Stored entries
************
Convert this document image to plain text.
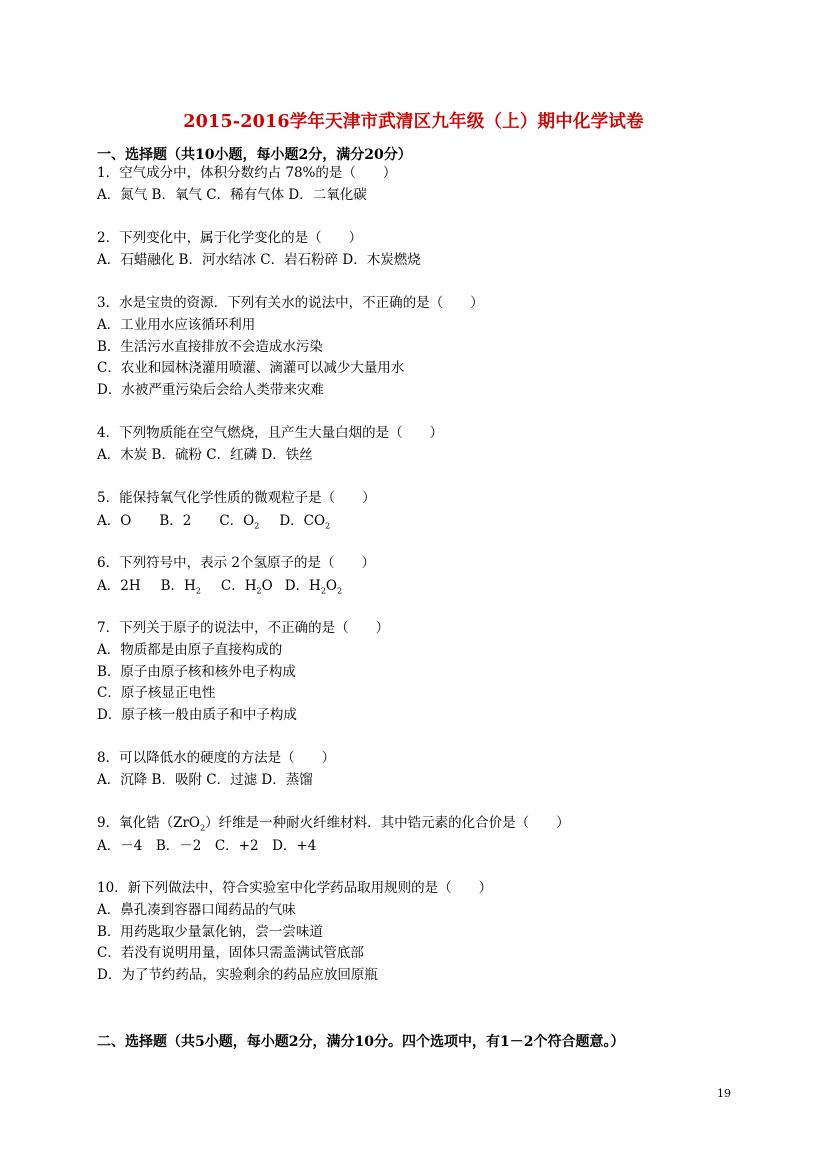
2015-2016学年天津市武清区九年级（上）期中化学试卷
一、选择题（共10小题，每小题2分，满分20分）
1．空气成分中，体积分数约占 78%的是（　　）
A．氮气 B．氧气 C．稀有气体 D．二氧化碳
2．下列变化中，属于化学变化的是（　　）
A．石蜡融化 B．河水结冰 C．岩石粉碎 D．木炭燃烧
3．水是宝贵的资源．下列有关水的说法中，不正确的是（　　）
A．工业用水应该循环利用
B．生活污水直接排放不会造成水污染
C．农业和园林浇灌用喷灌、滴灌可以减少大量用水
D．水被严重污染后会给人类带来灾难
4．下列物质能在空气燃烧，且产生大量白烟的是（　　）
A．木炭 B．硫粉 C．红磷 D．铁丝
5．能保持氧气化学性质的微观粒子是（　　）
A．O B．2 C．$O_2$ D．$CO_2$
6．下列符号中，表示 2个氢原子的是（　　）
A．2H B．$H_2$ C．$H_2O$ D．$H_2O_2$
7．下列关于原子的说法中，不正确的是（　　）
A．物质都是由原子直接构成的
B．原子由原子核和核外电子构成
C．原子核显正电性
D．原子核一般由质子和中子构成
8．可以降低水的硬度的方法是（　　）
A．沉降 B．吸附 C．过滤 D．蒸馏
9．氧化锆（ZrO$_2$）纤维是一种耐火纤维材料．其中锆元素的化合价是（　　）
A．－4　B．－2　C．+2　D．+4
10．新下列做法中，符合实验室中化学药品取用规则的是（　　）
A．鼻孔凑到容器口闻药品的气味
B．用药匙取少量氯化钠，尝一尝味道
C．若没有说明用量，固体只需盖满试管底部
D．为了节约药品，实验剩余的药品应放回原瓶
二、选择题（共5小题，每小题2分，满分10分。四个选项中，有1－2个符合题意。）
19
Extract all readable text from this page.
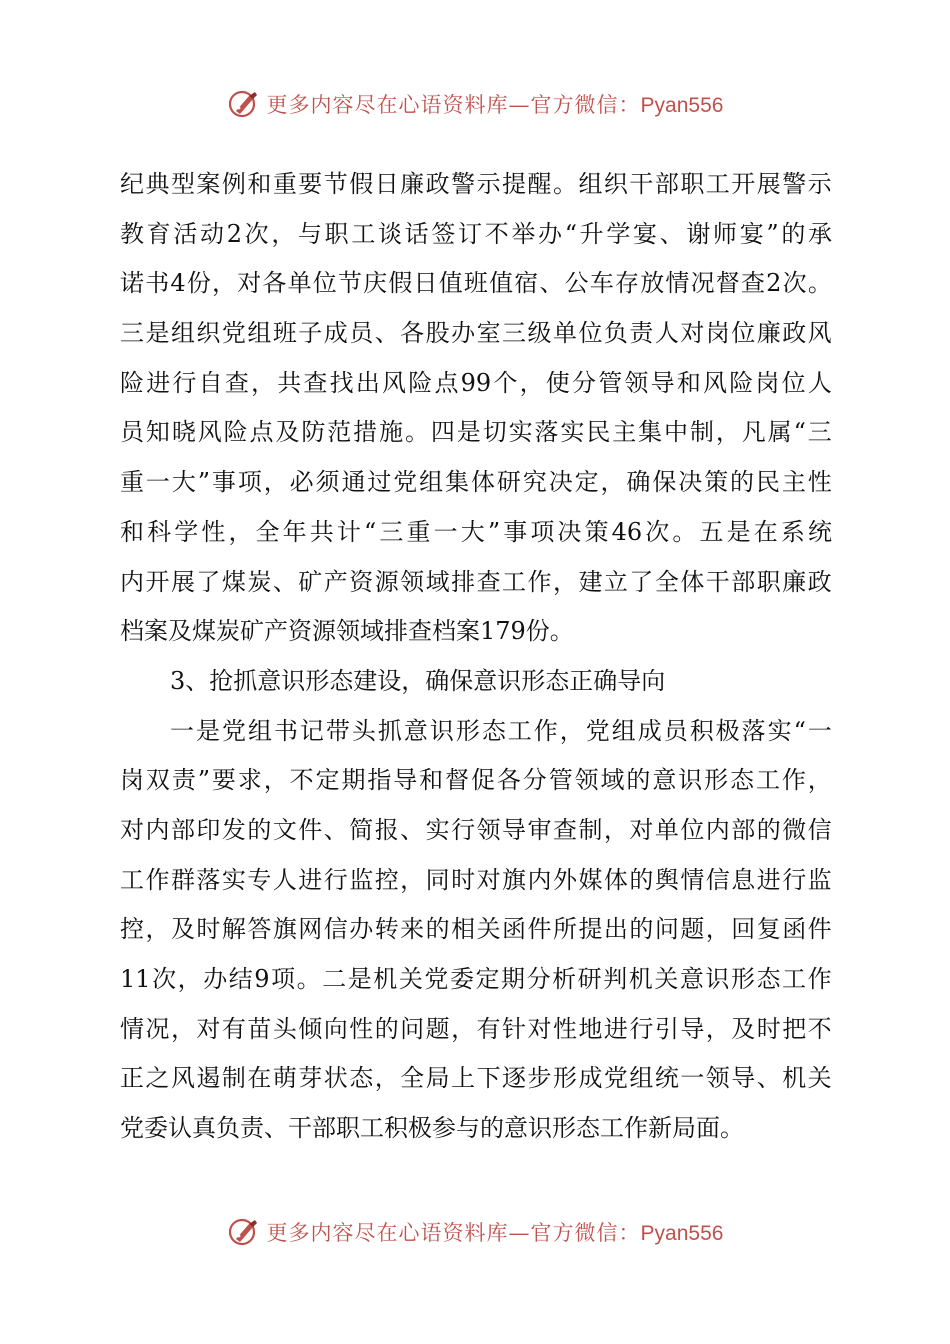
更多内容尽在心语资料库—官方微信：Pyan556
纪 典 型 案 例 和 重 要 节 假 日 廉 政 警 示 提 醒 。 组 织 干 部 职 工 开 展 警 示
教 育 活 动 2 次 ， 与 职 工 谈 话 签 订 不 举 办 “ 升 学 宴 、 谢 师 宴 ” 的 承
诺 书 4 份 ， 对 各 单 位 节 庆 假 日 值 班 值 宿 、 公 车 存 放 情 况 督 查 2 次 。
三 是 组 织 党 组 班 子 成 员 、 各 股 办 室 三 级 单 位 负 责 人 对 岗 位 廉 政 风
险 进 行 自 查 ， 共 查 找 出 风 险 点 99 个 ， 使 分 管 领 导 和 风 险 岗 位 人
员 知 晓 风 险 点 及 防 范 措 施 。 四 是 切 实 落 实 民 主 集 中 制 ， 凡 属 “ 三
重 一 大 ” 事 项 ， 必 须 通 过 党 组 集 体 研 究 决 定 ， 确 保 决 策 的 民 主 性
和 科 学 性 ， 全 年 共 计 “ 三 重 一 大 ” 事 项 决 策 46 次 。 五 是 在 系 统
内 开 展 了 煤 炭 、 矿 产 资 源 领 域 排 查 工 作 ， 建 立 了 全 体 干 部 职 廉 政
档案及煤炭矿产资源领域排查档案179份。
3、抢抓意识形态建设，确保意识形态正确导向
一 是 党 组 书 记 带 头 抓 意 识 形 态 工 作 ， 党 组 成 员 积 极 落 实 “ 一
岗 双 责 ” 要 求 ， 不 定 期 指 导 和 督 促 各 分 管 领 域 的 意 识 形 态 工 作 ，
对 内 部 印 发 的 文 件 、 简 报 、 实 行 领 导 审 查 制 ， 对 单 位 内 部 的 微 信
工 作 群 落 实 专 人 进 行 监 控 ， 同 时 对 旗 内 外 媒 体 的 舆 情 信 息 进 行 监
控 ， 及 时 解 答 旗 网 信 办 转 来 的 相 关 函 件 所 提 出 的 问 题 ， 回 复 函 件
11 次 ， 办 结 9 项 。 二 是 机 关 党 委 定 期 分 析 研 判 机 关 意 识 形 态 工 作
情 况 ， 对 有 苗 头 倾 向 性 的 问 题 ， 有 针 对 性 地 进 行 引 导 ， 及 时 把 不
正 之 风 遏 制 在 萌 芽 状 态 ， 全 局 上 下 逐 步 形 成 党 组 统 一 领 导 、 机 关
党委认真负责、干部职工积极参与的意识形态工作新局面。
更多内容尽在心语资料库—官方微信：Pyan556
************
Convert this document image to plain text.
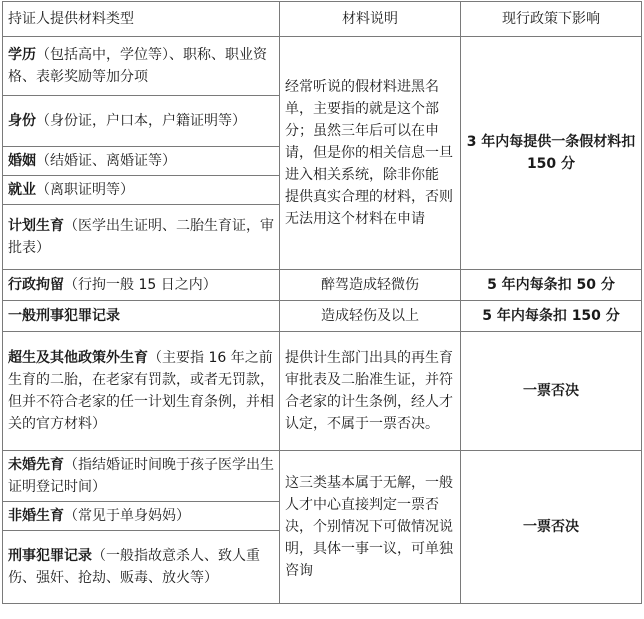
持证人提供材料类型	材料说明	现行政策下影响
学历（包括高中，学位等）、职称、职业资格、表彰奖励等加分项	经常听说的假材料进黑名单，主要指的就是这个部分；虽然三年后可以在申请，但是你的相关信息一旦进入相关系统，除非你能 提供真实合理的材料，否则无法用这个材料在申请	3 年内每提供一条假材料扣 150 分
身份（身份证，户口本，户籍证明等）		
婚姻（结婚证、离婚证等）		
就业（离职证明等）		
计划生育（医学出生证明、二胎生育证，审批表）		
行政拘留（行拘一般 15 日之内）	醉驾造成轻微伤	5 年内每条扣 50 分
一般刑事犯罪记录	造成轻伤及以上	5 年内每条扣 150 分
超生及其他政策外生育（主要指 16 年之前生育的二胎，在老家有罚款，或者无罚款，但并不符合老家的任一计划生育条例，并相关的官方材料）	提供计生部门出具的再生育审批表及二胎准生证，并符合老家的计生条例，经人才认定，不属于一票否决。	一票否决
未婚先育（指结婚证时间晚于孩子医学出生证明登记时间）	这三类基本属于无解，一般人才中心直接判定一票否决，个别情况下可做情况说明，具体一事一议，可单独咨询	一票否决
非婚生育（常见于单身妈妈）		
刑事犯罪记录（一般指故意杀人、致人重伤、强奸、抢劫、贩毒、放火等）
************
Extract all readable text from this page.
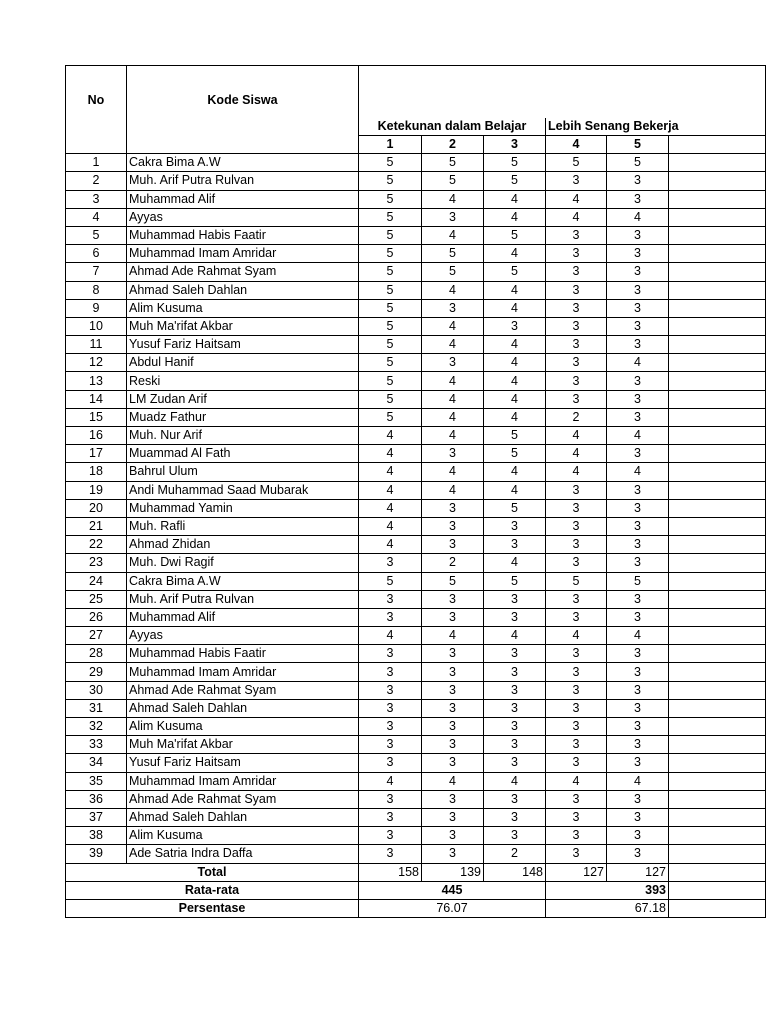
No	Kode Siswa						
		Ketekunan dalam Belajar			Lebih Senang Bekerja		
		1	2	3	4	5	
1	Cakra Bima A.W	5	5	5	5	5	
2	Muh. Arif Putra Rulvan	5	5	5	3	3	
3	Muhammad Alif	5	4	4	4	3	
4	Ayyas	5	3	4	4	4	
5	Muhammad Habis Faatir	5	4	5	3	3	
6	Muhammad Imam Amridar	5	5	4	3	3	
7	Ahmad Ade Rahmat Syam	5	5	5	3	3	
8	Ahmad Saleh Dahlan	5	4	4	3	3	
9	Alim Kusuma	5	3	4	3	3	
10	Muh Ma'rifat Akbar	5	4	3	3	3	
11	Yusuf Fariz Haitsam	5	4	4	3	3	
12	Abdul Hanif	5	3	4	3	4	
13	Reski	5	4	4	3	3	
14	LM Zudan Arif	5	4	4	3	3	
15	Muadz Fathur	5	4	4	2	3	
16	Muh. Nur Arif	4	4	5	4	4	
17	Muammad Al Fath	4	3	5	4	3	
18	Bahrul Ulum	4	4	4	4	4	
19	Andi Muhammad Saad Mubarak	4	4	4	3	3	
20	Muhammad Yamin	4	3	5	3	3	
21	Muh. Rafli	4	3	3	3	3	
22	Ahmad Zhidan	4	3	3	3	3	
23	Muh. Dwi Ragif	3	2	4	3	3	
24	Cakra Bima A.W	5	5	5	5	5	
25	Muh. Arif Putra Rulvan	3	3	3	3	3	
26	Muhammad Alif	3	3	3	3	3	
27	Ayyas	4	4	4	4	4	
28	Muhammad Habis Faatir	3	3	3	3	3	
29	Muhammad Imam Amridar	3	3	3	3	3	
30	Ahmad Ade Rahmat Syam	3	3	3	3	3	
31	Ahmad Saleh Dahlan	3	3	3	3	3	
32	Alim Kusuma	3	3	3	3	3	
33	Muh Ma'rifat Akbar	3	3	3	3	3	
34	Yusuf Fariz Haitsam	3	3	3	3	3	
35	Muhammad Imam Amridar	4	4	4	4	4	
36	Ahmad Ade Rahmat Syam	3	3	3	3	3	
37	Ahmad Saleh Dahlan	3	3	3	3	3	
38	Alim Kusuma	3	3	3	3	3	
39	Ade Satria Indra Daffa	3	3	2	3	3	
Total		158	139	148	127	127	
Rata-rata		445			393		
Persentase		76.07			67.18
************
__THE REQUEST__
Copy each line of the listing that contains the string "Rahmat".

__RESPONSE__
7	Ahmad Ade Rahmat Syam	5	5	5	3	3	
30	Ahmad Ade Rahmat Syam	3	3	3	3	3	
36	Ahmad Ade Rahmat Syam	3	3	3	3	3	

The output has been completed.